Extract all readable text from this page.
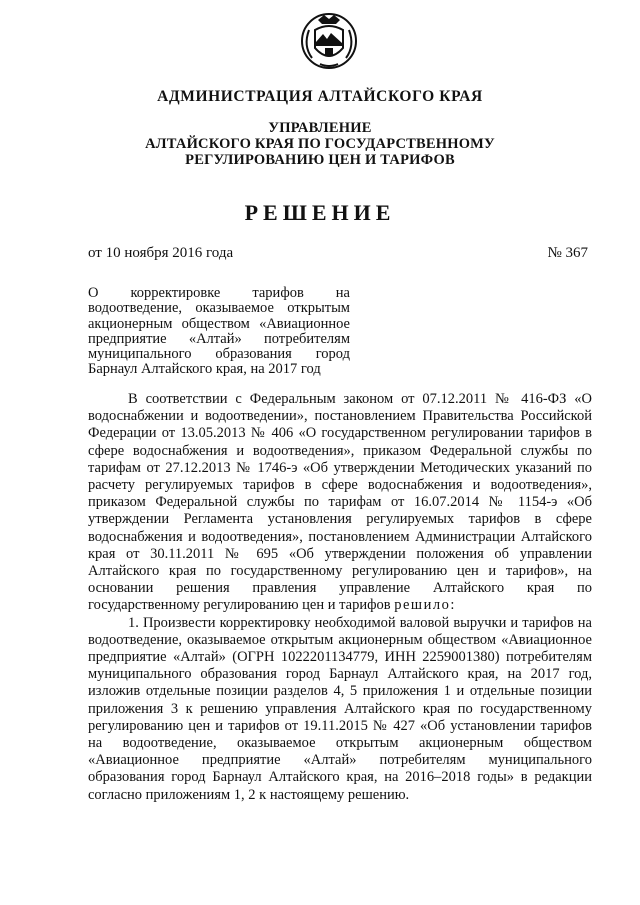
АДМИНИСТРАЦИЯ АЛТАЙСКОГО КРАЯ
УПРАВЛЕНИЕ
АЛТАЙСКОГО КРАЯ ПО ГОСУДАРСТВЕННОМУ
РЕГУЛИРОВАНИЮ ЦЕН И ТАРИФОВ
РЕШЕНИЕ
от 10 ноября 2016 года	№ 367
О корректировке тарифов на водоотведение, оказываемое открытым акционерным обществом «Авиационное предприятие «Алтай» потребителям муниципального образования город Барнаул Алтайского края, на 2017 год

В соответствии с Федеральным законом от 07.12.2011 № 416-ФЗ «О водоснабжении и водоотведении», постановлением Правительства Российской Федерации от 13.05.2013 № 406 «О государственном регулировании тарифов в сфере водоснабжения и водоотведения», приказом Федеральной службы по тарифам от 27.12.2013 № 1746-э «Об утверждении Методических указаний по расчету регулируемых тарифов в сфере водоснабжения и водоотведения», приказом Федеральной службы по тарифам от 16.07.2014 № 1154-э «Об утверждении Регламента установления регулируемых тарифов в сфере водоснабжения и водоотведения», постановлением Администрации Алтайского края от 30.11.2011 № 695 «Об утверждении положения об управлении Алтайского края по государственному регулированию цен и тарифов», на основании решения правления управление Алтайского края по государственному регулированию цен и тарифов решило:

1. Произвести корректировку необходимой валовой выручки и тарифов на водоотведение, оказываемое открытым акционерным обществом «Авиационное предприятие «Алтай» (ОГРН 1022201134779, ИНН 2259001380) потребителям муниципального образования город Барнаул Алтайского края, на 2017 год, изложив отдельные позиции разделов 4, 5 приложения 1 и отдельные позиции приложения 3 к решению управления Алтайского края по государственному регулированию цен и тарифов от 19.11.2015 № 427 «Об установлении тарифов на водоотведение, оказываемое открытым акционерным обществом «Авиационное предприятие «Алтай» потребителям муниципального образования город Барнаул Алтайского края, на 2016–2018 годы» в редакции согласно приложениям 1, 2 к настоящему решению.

...

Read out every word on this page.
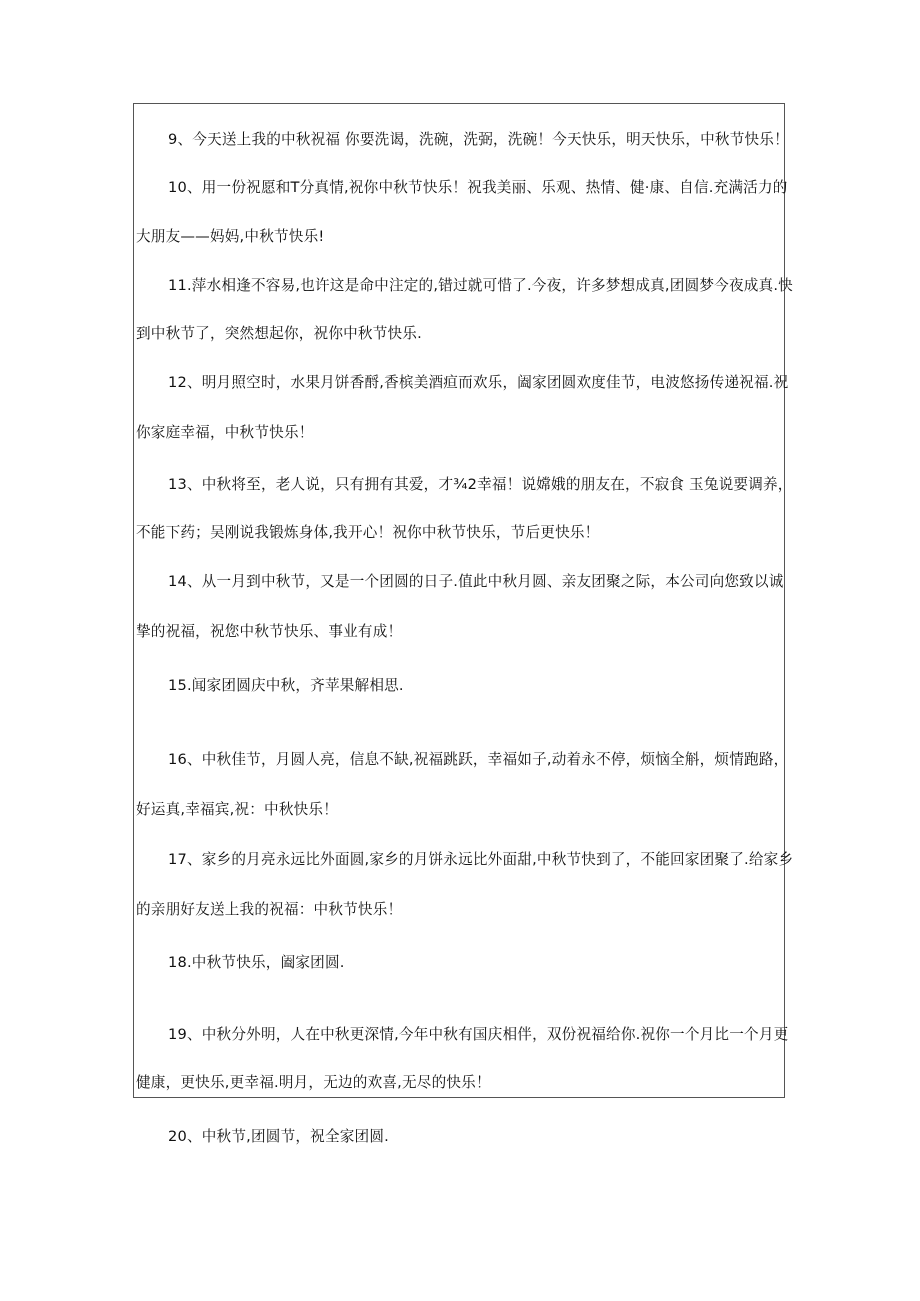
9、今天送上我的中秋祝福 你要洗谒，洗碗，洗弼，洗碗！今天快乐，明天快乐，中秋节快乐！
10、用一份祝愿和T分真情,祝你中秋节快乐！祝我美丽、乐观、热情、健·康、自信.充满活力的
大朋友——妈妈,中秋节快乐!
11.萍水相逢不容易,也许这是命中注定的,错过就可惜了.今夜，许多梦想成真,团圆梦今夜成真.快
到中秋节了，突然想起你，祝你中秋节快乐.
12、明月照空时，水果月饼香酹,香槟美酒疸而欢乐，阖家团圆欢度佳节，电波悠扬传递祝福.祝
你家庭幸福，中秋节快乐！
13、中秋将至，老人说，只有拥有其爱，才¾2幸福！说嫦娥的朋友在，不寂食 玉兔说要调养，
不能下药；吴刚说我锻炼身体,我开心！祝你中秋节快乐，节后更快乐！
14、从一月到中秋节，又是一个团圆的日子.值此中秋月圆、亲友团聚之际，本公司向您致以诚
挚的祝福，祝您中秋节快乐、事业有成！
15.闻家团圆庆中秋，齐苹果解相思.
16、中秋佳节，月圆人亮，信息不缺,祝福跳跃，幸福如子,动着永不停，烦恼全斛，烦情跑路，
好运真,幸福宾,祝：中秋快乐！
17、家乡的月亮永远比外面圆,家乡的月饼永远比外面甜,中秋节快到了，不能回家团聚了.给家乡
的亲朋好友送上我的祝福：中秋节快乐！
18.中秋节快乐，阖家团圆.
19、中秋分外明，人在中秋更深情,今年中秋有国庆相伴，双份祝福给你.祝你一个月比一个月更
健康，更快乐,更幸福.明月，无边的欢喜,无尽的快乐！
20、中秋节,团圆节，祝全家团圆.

(Set problem) Pull out and copy each line containing the string "祝你中秋节快乐".

(The solution)
10、用一份祝愿和T分真情,祝你中秋节快乐！祝我美丽、乐观、热情、健·康、自信.充满活力的
到中秋节了，突然想起你，祝你中秋节快乐.
不能下药；吴刚说我锻炼身体,我开心！祝你中秋节快乐，节后更快乐！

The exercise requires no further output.